## Start

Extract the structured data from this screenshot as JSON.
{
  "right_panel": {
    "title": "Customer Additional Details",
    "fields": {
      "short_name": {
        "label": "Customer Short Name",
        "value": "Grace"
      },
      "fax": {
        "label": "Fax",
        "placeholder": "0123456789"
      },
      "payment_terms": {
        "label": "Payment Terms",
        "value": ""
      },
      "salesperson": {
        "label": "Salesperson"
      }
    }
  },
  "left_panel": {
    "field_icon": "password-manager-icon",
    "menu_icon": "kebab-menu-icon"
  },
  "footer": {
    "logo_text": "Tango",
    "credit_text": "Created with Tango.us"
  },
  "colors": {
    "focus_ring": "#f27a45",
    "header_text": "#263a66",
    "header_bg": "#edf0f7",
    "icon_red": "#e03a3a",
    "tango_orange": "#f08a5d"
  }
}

## End
## Start

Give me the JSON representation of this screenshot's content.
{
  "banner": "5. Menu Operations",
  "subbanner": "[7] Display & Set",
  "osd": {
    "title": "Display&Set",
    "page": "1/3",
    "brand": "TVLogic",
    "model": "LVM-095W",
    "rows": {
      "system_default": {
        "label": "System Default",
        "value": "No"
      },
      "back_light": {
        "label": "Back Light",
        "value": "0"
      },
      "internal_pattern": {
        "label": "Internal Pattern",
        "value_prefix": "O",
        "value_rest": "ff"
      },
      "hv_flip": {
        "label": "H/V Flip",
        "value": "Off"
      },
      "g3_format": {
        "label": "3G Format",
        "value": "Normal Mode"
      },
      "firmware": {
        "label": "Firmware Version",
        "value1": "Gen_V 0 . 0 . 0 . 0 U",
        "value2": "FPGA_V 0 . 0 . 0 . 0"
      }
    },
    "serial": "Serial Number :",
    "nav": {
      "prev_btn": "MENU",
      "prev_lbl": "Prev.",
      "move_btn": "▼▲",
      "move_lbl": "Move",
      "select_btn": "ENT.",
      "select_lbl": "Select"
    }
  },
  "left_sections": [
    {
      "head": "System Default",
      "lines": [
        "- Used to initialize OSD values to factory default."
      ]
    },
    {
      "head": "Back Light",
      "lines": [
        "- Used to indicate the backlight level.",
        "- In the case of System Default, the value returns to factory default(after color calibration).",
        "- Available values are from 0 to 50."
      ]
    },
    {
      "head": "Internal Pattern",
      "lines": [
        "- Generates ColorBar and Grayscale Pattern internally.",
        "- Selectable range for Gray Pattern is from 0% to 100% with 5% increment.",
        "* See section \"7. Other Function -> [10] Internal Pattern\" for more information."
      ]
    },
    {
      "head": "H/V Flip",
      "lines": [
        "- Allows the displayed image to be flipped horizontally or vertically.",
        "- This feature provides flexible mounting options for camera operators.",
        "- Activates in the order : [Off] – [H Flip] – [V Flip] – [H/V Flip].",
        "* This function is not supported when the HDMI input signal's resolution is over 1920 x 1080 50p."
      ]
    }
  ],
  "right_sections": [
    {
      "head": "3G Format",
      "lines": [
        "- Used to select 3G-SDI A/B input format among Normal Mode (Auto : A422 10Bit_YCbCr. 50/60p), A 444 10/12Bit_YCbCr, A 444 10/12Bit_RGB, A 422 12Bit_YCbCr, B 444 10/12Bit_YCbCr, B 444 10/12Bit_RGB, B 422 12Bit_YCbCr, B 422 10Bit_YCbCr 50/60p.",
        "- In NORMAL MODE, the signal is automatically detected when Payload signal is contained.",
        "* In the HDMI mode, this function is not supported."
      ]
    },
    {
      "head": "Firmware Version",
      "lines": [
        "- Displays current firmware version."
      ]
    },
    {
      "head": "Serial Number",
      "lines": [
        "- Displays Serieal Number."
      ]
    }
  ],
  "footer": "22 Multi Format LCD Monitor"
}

## End

### WHAT THE TASK ASKS
Copy each line above that contains the string "signal".

### TASK OUTPUT
        "* This function is not supported when the HDMI input signal's resolution is over 1920 x 1080 50p."
        "- In NORMAL MODE, the signal is automatically detected when Payload signal is contained.",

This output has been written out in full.